::: Extracted information

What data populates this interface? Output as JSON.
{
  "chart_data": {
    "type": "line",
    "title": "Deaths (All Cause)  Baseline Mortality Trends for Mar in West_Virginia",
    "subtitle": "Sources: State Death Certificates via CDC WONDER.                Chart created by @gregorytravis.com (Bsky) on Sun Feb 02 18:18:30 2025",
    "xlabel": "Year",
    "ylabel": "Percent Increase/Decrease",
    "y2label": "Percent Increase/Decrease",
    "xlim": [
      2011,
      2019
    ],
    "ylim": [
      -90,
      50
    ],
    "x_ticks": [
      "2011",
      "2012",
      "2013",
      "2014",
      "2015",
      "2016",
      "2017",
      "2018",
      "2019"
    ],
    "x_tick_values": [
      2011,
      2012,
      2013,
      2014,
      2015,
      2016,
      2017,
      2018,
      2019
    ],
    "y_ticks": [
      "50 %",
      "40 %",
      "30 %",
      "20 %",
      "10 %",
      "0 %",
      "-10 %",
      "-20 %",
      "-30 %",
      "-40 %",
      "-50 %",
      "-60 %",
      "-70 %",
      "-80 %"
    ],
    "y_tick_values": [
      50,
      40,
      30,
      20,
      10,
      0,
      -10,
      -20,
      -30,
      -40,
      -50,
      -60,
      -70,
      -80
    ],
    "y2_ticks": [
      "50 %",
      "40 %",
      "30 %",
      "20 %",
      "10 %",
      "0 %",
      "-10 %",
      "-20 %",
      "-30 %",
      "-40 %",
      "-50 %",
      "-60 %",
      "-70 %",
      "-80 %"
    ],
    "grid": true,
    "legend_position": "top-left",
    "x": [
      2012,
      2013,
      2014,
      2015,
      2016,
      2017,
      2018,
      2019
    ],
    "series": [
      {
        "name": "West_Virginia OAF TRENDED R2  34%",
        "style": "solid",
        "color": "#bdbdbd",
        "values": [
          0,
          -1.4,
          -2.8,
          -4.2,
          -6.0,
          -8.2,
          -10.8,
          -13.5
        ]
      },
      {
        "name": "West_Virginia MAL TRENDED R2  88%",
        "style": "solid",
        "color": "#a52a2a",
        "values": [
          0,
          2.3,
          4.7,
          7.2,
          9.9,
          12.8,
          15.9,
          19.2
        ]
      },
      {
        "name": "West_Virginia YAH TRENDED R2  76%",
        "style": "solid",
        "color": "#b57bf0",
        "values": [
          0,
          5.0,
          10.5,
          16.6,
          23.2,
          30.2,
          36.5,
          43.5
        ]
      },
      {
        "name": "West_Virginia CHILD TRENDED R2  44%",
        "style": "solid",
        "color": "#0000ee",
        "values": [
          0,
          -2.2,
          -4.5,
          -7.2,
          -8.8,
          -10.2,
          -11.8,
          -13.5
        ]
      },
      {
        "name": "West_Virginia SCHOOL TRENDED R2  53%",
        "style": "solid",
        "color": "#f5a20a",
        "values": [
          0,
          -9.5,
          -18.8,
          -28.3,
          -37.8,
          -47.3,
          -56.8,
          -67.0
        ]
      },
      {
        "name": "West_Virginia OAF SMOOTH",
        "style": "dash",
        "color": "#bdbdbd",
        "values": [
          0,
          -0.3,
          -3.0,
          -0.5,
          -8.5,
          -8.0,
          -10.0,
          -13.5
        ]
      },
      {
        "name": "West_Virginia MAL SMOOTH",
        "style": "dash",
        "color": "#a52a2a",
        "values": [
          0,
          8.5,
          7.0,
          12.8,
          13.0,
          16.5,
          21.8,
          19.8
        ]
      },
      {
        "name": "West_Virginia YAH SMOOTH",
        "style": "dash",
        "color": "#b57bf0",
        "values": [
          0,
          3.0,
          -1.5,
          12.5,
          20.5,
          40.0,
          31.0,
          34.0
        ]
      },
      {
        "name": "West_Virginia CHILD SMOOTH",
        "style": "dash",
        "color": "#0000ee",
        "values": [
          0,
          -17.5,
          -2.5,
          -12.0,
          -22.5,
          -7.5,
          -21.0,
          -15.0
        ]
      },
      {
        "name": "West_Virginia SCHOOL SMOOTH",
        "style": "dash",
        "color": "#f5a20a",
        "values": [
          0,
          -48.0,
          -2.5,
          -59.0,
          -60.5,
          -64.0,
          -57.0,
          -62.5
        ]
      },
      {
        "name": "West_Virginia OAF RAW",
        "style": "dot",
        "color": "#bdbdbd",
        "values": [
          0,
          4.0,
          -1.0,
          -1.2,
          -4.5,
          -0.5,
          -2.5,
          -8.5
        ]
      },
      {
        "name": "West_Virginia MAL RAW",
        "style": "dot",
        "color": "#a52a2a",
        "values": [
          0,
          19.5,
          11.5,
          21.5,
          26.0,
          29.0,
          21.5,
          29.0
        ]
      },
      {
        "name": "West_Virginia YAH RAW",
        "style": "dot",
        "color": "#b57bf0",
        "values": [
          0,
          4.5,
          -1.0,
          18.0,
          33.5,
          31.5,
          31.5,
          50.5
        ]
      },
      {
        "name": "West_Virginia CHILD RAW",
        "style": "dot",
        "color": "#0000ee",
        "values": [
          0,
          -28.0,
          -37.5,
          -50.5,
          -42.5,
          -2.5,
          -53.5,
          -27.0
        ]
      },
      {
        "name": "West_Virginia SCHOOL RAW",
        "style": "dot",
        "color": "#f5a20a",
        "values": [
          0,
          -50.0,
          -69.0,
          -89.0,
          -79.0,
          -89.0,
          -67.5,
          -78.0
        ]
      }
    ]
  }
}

::::::
::: Extracted information

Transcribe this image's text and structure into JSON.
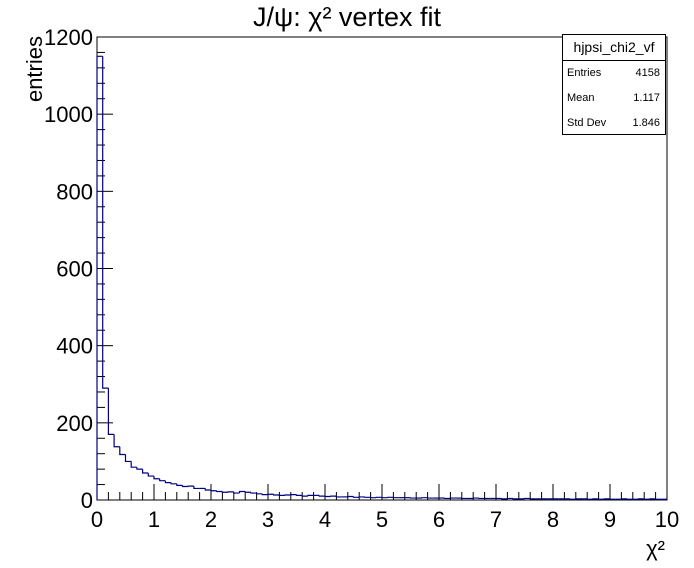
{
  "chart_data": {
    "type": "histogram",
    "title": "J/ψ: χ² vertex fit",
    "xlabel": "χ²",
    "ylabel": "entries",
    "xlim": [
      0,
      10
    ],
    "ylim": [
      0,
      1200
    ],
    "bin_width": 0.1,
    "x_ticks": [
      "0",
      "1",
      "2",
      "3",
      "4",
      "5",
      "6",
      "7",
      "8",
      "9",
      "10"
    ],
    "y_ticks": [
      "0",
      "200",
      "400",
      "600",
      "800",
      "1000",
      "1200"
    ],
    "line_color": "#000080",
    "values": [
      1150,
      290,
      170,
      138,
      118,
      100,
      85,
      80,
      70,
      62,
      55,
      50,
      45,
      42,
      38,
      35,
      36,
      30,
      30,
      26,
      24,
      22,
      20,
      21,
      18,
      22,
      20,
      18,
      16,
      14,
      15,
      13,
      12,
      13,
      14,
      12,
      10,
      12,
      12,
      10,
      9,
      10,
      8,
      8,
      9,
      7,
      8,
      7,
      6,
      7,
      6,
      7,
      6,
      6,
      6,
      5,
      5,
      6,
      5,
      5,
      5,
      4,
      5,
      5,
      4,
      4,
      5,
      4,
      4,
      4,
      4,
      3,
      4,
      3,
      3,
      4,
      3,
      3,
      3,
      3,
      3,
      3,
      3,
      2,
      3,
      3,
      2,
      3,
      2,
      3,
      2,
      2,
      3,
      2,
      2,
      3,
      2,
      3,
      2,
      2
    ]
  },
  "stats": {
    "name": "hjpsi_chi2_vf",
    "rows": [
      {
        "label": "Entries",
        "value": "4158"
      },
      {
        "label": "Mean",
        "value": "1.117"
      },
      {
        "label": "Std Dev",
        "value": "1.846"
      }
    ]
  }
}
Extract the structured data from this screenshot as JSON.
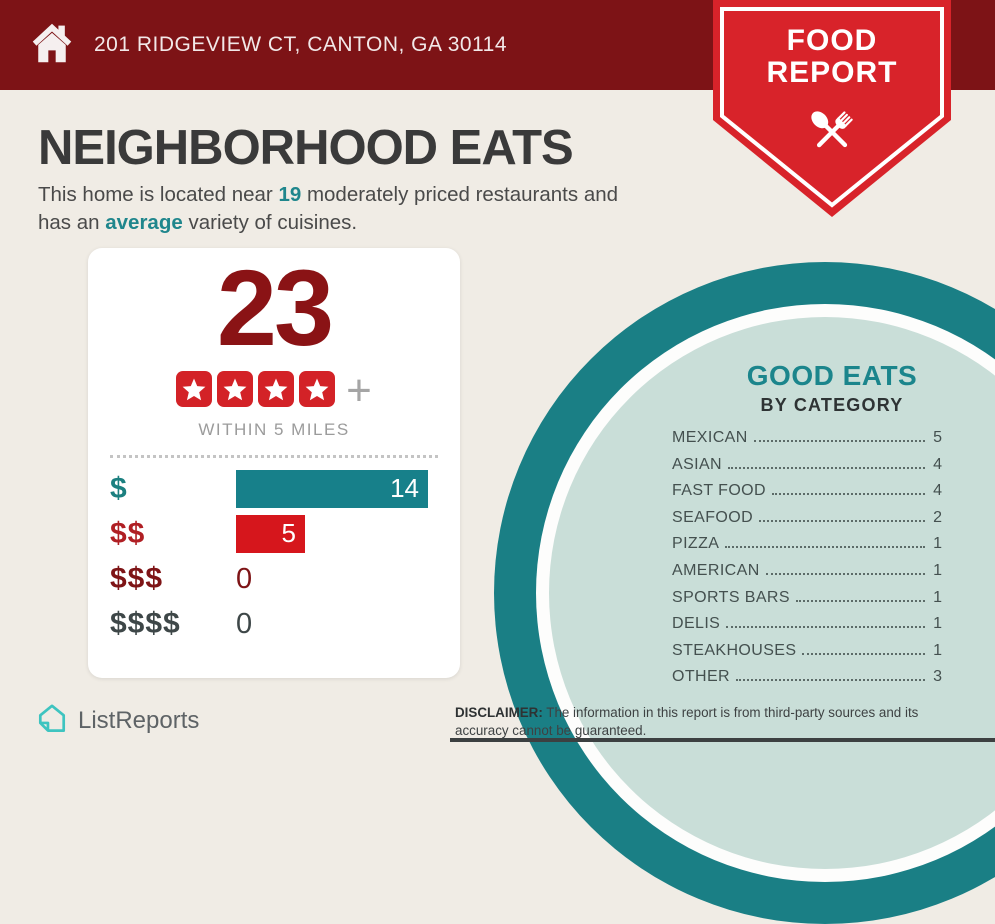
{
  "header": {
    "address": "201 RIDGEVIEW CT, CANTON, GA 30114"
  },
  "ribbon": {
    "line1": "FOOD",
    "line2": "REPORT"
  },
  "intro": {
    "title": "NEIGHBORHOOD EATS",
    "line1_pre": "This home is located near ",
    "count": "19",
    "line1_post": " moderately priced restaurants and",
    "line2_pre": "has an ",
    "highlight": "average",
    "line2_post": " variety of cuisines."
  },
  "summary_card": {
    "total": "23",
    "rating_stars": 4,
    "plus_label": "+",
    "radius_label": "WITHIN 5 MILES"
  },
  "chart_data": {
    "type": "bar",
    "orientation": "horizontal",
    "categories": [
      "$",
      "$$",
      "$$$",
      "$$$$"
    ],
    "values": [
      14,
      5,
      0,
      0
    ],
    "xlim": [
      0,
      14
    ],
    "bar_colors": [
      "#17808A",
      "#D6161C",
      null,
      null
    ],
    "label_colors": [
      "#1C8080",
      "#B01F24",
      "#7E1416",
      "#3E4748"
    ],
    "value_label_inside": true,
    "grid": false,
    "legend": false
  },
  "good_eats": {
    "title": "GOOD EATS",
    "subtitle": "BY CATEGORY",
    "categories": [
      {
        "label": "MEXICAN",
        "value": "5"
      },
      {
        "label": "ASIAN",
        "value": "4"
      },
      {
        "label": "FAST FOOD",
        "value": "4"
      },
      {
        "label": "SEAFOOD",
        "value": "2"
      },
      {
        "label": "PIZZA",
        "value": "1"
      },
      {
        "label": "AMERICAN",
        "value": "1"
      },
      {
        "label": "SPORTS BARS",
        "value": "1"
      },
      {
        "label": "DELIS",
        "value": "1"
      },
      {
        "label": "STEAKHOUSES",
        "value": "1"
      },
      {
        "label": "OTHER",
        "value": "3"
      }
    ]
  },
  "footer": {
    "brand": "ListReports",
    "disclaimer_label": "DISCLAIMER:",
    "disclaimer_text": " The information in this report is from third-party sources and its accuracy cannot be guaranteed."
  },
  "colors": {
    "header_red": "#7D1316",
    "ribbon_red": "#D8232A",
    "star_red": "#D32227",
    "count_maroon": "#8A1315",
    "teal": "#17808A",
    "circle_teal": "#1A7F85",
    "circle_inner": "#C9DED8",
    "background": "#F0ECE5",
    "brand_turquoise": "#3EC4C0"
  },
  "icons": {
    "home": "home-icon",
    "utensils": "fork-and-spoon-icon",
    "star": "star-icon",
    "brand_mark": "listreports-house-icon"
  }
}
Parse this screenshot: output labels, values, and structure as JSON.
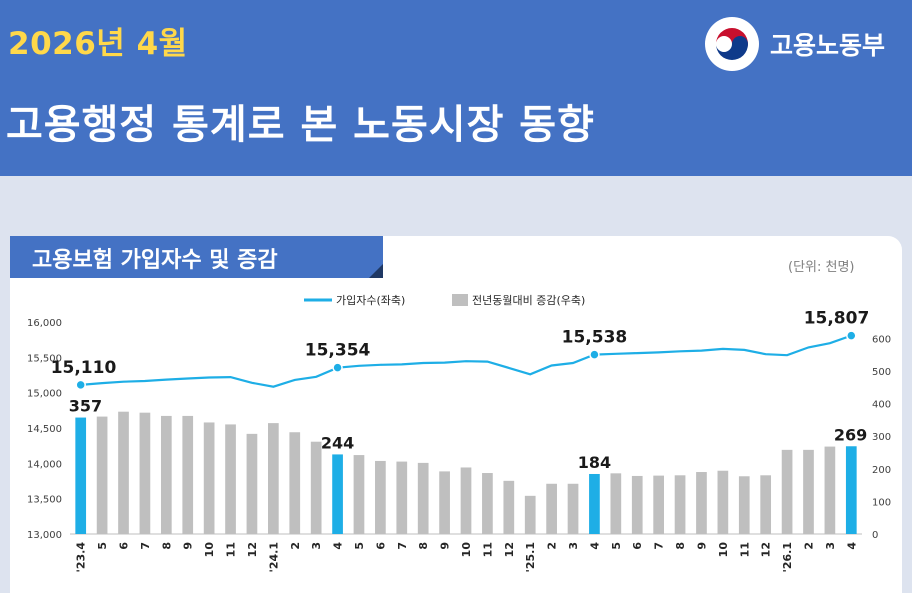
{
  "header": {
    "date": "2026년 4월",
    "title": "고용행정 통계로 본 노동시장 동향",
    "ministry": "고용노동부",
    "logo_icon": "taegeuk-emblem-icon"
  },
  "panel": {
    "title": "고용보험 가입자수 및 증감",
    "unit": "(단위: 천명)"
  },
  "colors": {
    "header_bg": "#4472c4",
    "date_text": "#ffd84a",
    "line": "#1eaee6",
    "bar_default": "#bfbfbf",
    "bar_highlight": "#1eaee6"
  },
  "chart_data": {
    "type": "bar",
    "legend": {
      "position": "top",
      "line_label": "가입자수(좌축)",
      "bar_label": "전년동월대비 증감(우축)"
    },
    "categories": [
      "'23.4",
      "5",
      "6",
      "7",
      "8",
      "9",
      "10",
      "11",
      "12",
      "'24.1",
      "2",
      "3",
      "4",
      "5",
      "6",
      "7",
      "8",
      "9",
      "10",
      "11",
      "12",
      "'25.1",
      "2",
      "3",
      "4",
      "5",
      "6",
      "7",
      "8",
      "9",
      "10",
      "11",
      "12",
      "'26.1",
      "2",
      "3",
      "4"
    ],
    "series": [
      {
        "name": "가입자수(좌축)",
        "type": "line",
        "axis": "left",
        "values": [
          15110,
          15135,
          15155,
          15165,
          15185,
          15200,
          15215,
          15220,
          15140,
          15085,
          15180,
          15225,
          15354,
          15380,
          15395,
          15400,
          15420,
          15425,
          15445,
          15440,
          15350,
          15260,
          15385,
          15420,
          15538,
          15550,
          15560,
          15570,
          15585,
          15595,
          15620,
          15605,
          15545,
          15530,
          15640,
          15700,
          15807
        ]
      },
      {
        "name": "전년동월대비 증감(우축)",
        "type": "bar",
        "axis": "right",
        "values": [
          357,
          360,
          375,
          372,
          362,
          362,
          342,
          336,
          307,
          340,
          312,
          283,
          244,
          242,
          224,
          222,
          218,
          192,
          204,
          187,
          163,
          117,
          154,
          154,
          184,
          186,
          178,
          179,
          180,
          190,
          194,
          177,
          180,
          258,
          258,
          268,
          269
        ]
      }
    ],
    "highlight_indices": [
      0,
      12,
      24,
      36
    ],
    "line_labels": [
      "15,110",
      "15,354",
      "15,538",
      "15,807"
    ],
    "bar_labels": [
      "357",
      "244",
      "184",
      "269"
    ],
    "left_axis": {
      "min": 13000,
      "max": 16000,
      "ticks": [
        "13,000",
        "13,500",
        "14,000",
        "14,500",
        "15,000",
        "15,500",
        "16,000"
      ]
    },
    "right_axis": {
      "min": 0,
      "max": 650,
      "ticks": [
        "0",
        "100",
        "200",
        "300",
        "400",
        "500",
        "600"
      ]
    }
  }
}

::::::

» Task brief:
Check each line of the records for the word "Increase" and extract those that contain it.

» Written answer:
    "ylabel": "Percent Increase/Decrease",
    "y2label": "Percent Increase/Decrease",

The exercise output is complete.